** RECORD SET **
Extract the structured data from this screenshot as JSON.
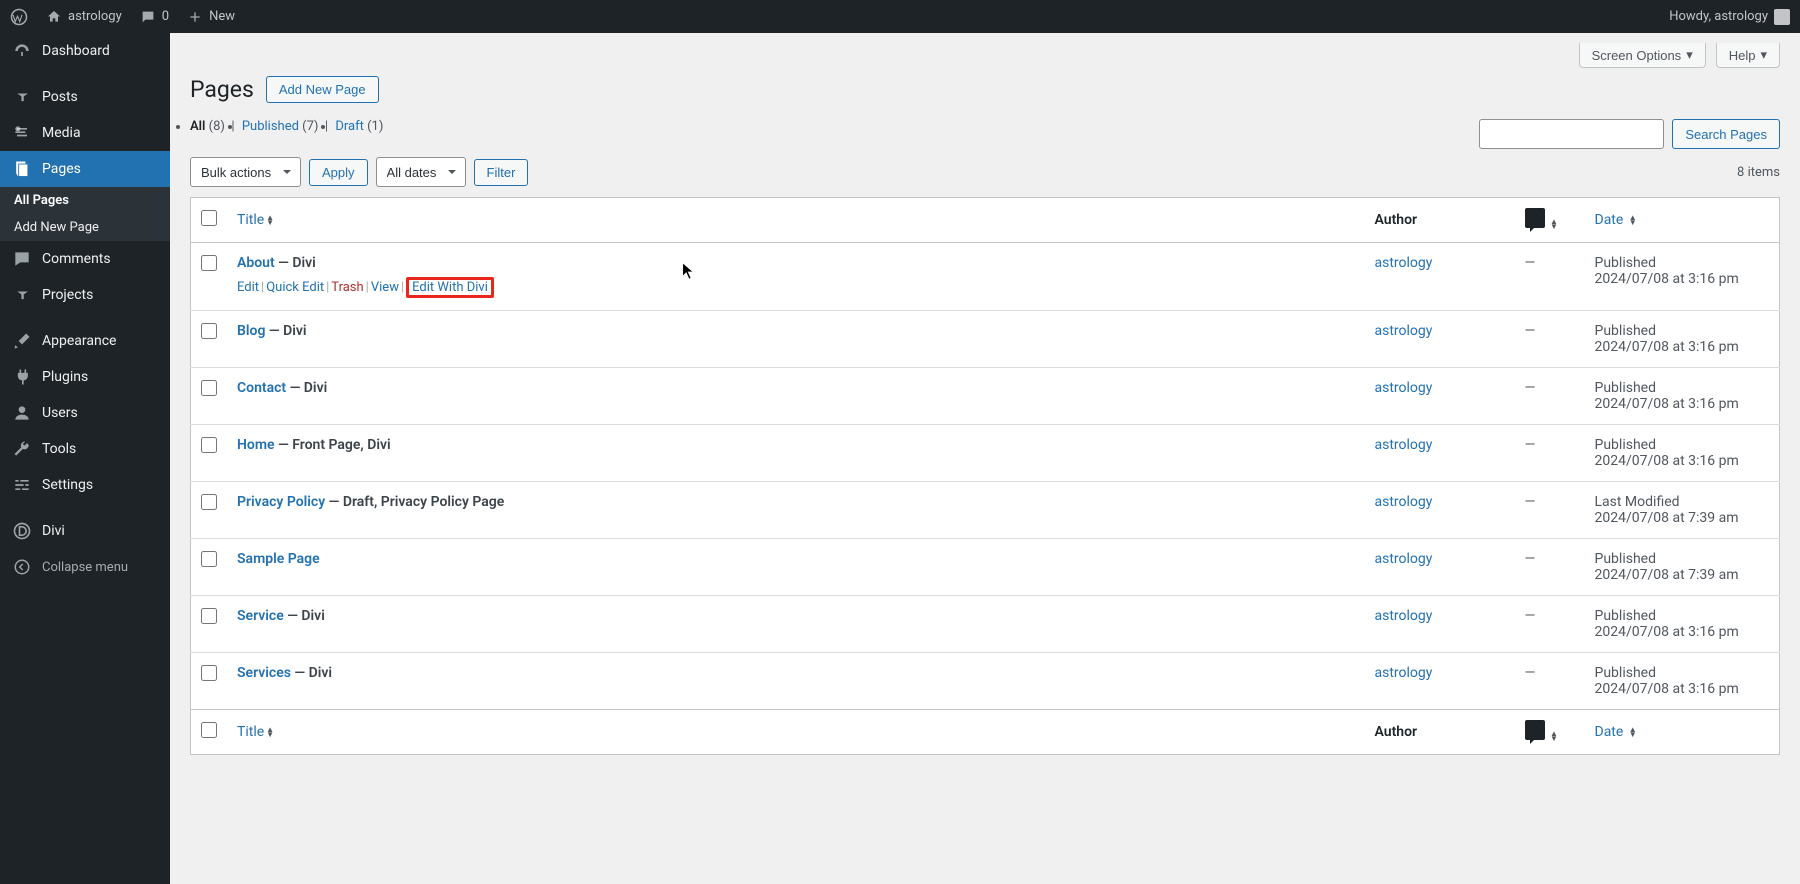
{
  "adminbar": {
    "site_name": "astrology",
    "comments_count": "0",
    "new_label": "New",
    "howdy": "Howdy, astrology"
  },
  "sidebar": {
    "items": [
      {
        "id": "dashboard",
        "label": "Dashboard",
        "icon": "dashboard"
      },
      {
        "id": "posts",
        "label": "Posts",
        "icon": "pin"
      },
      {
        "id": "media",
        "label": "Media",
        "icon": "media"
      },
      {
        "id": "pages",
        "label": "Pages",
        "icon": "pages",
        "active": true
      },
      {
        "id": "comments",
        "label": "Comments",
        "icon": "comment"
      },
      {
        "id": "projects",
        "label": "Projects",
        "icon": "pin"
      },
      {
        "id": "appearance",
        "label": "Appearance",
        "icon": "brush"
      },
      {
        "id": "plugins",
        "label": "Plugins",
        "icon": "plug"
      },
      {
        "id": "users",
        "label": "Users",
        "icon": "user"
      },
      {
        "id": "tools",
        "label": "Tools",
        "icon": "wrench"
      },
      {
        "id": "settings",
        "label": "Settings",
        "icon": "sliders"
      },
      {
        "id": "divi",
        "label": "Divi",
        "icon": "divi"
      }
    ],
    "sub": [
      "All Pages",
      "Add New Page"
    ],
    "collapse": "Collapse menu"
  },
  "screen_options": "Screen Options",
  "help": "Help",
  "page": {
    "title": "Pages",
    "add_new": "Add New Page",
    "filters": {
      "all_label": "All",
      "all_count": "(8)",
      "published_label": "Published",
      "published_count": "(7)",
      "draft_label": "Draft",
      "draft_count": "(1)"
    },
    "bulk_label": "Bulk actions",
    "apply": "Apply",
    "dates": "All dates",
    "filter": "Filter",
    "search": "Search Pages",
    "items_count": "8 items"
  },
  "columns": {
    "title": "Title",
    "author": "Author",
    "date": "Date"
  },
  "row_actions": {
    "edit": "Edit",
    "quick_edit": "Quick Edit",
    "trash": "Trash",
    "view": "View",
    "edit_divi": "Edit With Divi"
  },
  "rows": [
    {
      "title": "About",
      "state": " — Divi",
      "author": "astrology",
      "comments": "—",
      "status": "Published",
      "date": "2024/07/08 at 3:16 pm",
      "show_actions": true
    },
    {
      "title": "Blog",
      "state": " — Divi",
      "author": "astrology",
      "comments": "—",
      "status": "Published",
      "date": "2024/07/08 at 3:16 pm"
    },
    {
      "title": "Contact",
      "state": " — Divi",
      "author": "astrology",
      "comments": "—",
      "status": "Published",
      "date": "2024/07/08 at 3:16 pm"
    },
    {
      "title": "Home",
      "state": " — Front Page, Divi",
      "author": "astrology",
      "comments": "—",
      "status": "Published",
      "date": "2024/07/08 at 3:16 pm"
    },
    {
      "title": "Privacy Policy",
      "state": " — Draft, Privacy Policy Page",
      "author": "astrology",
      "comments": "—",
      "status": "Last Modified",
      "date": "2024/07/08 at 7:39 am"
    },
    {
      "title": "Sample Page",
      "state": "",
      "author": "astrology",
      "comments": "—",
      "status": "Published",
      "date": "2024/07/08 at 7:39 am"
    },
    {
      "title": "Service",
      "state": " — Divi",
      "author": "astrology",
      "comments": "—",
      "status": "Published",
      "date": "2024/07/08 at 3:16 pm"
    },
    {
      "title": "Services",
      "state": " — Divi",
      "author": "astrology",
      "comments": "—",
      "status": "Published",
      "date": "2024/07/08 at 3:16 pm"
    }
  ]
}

** GIVEN EXERCISE **
Quote the material in full and exactly; do not carry over its pictures.

** WORKED ANSWER **
Extract the structured data from this screenshot as JSON.
{
  "adminbar": {
    "site_name": "astrology",
    "comments_count": "0",
    "new_label": "New",
    "howdy": "Howdy, astrology"
  },
  "sidebar": {
    "items": [
      {
        "id": "dashboard",
        "label": "Dashboard",
        "icon": "dashboard"
      },
      {
        "id": "posts",
        "label": "Posts",
        "icon": "pin"
      },
      {
        "id": "media",
        "label": "Media",
        "icon": "media"
      },
      {
        "id": "pages",
        "label": "Pages",
        "icon": "pages",
        "active": true
      },
      {
        "id": "comments",
        "label": "Comments",
        "icon": "comment"
      },
      {
        "id": "projects",
        "label": "Projects",
        "icon": "pin"
      },
      {
        "id": "appearance",
        "label": "Appearance",
        "icon": "brush"
      },
      {
        "id": "plugins",
        "label": "Plugins",
        "icon": "plug"
      },
      {
        "id": "users",
        "label": "Users",
        "icon": "user"
      },
      {
        "id": "tools",
        "label": "Tools",
        "icon": "wrench"
      },
      {
        "id": "settings",
        "label": "Settings",
        "icon": "sliders"
      },
      {
        "id": "divi",
        "label": "Divi",
        "icon": "divi"
      }
    ],
    "sub": [
      "All Pages",
      "Add New Page"
    ],
    "collapse": "Collapse menu"
  },
  "screen_options": "Screen Options",
  "help": "Help",
  "page": {
    "title": "Pages",
    "add_new": "Add New Page",
    "filters": {
      "all_label": "All",
      "all_count": "(8)",
      "published_label": "Published",
      "published_count": "(7)",
      "draft_label": "Draft",
      "draft_count": "(1)"
    },
    "bulk_label": "Bulk actions",
    "apply": "Apply",
    "dates": "All dates",
    "filter": "Filter",
    "search": "Search Pages",
    "items_count": "8 items"
  },
  "columns": {
    "title": "Title",
    "author": "Author",
    "date": "Date"
  },
  "row_actions": {
    "edit": "Edit",
    "quick_edit": "Quick Edit",
    "trash": "Trash",
    "view": "View",
    "edit_divi": "Edit With Divi"
  },
  "rows": [
    {
      "title": "About",
      "state": " — Divi",
      "author": "astrology",
      "comments": "—",
      "status": "Published",
      "date": "2024/07/08 at 3:16 pm",
      "show_actions": true
    },
    {
      "title": "Blog",
      "state": " — Divi",
      "author": "astrology",
      "comments": "—",
      "status": "Published",
      "date": "2024/07/08 at 3:16 pm"
    },
    {
      "title": "Contact",
      "state": " — Divi",
      "author": "astrology",
      "comments": "—",
      "status": "Published",
      "date": "2024/07/08 at 3:16 pm"
    },
    {
      "title": "Home",
      "state": " — Front Page, Divi",
      "author": "astrology",
      "comments": "—",
      "status": "Published",
      "date": "2024/07/08 at 3:16 pm"
    },
    {
      "title": "Privacy Policy",
      "state": " — Draft, Privacy Policy Page",
      "author": "astrology",
      "comments": "—",
      "status": "Last Modified",
      "date": "2024/07/08 at 7:39 am"
    },
    {
      "title": "Sample Page",
      "state": "",
      "author": "astrology",
      "comments": "—",
      "status": "Published",
      "date": "2024/07/08 at 7:39 am"
    },
    {
      "title": "Service",
      "state": " — Divi",
      "author": "astrology",
      "comments": "—",
      "status": "Published",
      "date": "2024/07/08 at 3:16 pm"
    },
    {
      "title": "Services",
      "state": " — Divi",
      "author": "astrology",
      "comments": "—",
      "status": "Published",
      "date": "2024/07/08 at 3:16 pm"
    }
  ]
}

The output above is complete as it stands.